What this task involves — Each record needs to be echoed exactly; can you do that?

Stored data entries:

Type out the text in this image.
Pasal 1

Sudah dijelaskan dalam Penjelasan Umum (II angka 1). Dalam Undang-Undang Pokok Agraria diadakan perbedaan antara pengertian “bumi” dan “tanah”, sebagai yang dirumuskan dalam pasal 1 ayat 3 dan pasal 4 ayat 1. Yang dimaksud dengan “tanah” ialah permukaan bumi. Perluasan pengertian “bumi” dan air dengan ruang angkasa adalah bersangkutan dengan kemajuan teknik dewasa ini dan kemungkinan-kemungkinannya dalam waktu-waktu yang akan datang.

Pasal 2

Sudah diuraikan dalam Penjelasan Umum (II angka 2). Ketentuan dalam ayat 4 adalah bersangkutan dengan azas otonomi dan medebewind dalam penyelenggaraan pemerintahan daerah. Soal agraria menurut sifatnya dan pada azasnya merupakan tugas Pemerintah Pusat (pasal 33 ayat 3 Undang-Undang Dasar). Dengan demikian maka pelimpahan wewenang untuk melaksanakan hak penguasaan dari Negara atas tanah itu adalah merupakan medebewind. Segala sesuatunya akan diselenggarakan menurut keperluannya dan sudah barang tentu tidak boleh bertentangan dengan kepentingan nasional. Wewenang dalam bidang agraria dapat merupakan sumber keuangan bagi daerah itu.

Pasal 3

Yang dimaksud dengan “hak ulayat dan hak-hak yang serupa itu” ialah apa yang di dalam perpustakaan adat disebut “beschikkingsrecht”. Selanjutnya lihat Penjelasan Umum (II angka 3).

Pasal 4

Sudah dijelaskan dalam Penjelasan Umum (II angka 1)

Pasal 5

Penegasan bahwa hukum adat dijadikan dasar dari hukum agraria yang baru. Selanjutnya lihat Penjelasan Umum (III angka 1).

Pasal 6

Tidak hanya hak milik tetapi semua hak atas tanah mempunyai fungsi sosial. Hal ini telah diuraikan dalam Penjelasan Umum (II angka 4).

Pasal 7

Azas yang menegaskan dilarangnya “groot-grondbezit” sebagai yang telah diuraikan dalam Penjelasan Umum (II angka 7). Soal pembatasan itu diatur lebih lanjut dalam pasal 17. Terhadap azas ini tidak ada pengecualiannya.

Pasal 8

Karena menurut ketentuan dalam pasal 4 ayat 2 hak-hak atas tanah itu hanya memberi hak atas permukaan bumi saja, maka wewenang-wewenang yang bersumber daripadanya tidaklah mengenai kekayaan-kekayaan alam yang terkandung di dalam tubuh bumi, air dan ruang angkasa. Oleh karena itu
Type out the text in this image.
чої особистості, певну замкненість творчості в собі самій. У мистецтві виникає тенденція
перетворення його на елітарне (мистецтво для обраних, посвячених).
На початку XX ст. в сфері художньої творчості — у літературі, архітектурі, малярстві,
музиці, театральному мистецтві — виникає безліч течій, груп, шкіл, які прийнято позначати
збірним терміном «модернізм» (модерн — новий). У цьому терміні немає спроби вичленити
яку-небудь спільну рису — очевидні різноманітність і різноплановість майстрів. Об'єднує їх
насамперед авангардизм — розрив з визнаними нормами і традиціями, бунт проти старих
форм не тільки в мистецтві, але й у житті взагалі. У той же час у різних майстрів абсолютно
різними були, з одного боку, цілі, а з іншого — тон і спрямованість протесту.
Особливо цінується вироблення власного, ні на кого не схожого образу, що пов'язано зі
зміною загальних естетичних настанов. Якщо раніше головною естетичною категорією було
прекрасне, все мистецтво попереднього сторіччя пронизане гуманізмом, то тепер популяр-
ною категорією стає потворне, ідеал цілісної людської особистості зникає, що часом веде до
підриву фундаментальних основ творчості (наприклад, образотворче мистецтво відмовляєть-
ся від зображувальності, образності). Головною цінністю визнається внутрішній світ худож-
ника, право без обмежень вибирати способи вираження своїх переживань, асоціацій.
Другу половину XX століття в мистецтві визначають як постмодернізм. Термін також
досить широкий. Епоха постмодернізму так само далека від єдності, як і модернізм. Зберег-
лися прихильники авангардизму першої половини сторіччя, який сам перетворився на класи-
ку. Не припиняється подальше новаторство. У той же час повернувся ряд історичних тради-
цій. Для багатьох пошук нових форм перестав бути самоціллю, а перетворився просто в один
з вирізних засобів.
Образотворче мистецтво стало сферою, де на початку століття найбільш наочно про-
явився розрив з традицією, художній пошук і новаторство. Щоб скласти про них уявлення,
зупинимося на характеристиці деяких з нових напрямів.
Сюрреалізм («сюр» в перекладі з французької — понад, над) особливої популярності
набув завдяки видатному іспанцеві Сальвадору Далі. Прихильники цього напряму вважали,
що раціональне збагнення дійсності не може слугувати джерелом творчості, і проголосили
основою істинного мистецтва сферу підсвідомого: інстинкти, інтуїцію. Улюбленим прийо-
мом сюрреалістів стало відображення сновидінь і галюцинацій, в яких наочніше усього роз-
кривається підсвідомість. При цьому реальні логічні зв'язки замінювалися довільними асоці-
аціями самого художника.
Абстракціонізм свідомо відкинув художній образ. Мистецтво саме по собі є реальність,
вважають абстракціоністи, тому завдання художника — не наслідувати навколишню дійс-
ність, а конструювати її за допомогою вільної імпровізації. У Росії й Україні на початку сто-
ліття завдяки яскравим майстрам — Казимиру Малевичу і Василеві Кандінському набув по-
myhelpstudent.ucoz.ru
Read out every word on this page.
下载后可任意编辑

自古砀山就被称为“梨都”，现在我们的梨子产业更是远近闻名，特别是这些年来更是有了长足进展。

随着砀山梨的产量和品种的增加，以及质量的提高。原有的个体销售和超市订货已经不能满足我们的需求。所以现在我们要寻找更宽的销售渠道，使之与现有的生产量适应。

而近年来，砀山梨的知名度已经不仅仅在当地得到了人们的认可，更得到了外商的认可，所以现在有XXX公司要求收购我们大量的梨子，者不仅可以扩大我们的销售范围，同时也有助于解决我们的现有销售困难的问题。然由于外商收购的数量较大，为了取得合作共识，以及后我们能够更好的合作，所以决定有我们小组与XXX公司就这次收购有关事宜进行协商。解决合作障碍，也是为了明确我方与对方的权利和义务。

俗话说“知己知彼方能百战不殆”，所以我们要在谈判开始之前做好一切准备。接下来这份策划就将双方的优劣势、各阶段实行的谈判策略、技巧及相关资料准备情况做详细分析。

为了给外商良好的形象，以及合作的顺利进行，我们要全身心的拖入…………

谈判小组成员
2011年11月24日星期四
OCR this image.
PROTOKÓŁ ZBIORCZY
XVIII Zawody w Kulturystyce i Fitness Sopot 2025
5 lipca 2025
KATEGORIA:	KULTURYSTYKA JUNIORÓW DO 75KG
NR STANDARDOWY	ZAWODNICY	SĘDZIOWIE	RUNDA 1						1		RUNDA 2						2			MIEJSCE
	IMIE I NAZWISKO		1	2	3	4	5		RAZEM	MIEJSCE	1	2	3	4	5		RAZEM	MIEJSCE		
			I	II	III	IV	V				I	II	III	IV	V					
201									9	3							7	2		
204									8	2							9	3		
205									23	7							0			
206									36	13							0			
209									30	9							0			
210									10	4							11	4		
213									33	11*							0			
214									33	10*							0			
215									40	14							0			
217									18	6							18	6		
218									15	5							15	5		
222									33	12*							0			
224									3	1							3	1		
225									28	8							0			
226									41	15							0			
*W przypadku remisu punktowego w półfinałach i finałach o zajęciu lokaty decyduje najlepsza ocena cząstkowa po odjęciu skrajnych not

Expected output —
Type out the text in this image.
Pasal 1

Sudah dijelaskan dalam Penjelasan Umum (II angka 1). Dalam Undang-Undang Pokok Agraria diadakan perbedaan antara pengertian “bumi” dan “tanah”, sebagai yang dirumuskan dalam pasal 1 ayat 3 dan pasal 4 ayat 1. Yang dimaksud dengan “tanah” ialah permukaan bumi. Perluasan pengertian “bumi” dan air dengan ruang angkasa adalah bersangkutan dengan kemajuan teknik dewasa ini dan kemungkinan-kemungkinannya dalam waktu-waktu yang akan datang.

Pasal 2

Sudah diuraikan dalam Penjelasan Umum (II angka 2). Ketentuan dalam ayat 4 adalah bersangkutan dengan azas otonomi dan medebewind dalam penyelenggaraan pemerintahan daerah. Soal agraria menurut sifatnya dan pada azasnya merupakan tugas Pemerintah Pusat (pasal 33 ayat 3 Undang-Undang Dasar). Dengan demikian maka pelimpahan wewenang untuk melaksanakan hak penguasaan dari Negara atas tanah itu adalah merupakan medebewind. Segala sesuatunya akan diselenggarakan menurut keperluannya dan sudah barang tentu tidak boleh bertentangan dengan kepentingan nasional. Wewenang dalam bidang agraria dapat merupakan sumber keuangan bagi daerah itu.

Pasal 3

Yang dimaksud dengan “hak ulayat dan hak-hak yang serupa itu” ialah apa yang di dalam perpustakaan adat disebut “beschikkingsrecht”. Selanjutnya lihat Penjelasan Umum (II angka 3).

Pasal 4

Sudah dijelaskan dalam Penjelasan Umum (II angka 1)

Pasal 5

Penegasan bahwa hukum adat dijadikan dasar dari hukum agraria yang baru. Selanjutnya lihat Penjelasan Umum (III angka 1).

Pasal 6

Tidak hanya hak milik tetapi semua hak atas tanah mempunyai fungsi sosial. Hal ini telah diuraikan dalam Penjelasan Umum (II angka 4).

Pasal 7

Azas yang menegaskan dilarangnya “groot-grondbezit” sebagai yang telah diuraikan dalam Penjelasan Umum (II angka 7). Soal pembatasan itu diatur lebih lanjut dalam pasal 17. Terhadap azas ini tidak ada pengecualiannya.

Pasal 8

Karena menurut ketentuan dalam pasal 4 ayat 2 hak-hak atas tanah itu hanya memberi hak atas permukaan bumi saja, maka wewenang-wewenang yang bersumber daripadanya tidaklah mengenai kekayaan-kekayaan alam yang terkandung di dalam tubuh bumi, air dan ruang angkasa. Oleh karena itu
Type out the text in this image.
чої особистості, певну замкненість творчості в собі самій. У мистецтві виникає тенденція
перетворення його на елітарне (мистецтво для обраних, посвячених).
На початку XX ст. в сфері художньої творчості — у літературі, архітектурі, малярстві,
музиці, театральному мистецтві — виникає безліч течій, груп, шкіл, які прийнято позначати
збірним терміном «модернізм» (модерн — новий). У цьому терміні немає спроби вичленити
яку-небудь спільну рису — очевидні різноманітність і різноплановість майстрів. Об'єднує їх
насамперед авангардизм — розрив з визнаними нормами і традиціями, бунт проти старих
форм не тільки в мистецтві, але й у житті взагалі. У той же час у різних майстрів абсолютно
різними були, з одного боку, цілі, а з іншого — тон і спрямованість протесту.
Особливо цінується вироблення власного, ні на кого не схожого образу, що пов'язано зі
зміною загальних естетичних настанов. Якщо раніше головною естетичною категорією було
прекрасне, все мистецтво попереднього сторіччя пронизане гуманізмом, то тепер популяр-
ною категорією стає потворне, ідеал цілісної людської особистості зникає, що часом веде до
підриву фундаментальних основ творчості (наприклад, образотворче мистецтво відмовляєть-
ся від зображувальності, образності). Головною цінністю визнається внутрішній світ худож-
ника, право без обмежень вибирати способи вираження своїх переживань, асоціацій.
Другу половину XX століття в мистецтві визначають як постмодернізм. Термін також
досить широкий. Епоха постмодернізму так само далека від єдності, як і модернізм. Зберег-
лися прихильники авангардизму першої половини сторіччя, який сам перетворився на класи-
ку. Не припиняється подальше новаторство. У той же час повернувся ряд історичних тради-
цій. Для багатьох пошук нових форм перестав бути самоціллю, а перетворився просто в один
з вирізних засобів.
Образотворче мистецтво стало сферою, де на початку століття найбільш наочно про-
явився розрив з традицією, художній пошук і новаторство. Щоб скласти про них уявлення,
зупинимося на характеристиці деяких з нових напрямів.
Сюрреалізм («сюр» в перекладі з французької — понад, над) особливої популярності
набув завдяки видатному іспанцеві Сальвадору Далі. Прихильники цього напряму вважали,
що раціональне збагнення дійсності не може слугувати джерелом творчості, і проголосили
основою істинного мистецтва сферу підсвідомого: інстинкти, інтуїцію. Улюбленим прийо-
мом сюрреалістів стало відображення сновидінь і галюцинацій, в яких наочніше усього роз-
кривається підсвідомість. При цьому реальні логічні зв'язки замінювалися довільними асоці-
аціями самого художника.
Абстракціонізм свідомо відкинув художній образ. Мистецтво саме по собі є реальність,
вважають абстракціоністи, тому завдання художника — не наслідувати навколишню дійс-
ність, а конструювати її за допомогою вільної імпровізації. У Росії й Україні на початку сто-
ліття завдяки яскравим майстрам — Казимиру Малевичу і Василеві Кандінському набув по-
myhelpstudent.ucoz.ru
Read out every word on this page.
下载后可任意编辑

自古砀山就被称为“梨都”，现在我们的梨子产业更是远近闻名，特别是这些年来更是有了长足进展。

随着砀山梨的产量和品种的增加，以及质量的提高。原有的个体销售和超市订货已经不能满足我们的需求。所以现在我们要寻找更宽的销售渠道，使之与现有的生产量适应。

而近年来，砀山梨的知名度已经不仅仅在当地得到了人们的认可，更得到了外商的认可，所以现在有XXX公司要求收购我们大量的梨子，者不仅可以扩大我们的销售范围，同时也有助于解决我们的现有销售困难的问题。然由于外商收购的数量较大，为了取得合作共识，以及后我们能够更好的合作，所以决定有我们小组与XXX公司就这次收购有关事宜进行协商。解决合作障碍，也是为了明确我方与对方的权利和义务。

俗话说“知己知彼方能百战不殆”，所以我们要在谈判开始之前做好一切准备。接下来这份策划就将双方的优劣势、各阶段实行的谈判策略、技巧及相关资料准备情况做详细分析。

为了给外商良好的形象，以及合作的顺利进行，我们要全身心的拖入…………

谈判小组成员
2011年11月24日星期四
OCR this image.
PROTOKÓŁ ZBIORCZY
XVIII Zawody w Kulturystyce i Fitness Sopot 2025
5 lipca 2025
KATEGORIA:	KULTURYSTYKA JUNIORÓW DO 75KG
NR STANDARDOWY	ZAWODNICY	SĘDZIOWIE	RUNDA 1						1		RUNDA 2						2			MIEJSCE
	IMIE I NAZWISKO		1	2	3	4	5		RAZEM	MIEJSCE	1	2	3	4	5		RAZEM	MIEJSCE		
			I	II	III	IV	V				I	II	III	IV	V					
201									9	3							7	2		
204									8	2							9	3		
205									23	7							0			
206									36	13							0			
209									30	9							0			
210									10	4							11	4		
213									33	11*							0			
214									33	10*							0			
215									40	14							0			
217									18	6							18	6		
218									15	5							15	5		
222									33	12*							0			
224									3	1							3	1		
225									28	8							0			
226									41	15							0			
*W przypadku remisu punktowego w półfinałach i finałach o zajęciu lokaty decyduje najlepsza ocena cząstkowa po odjęciu skrajnych not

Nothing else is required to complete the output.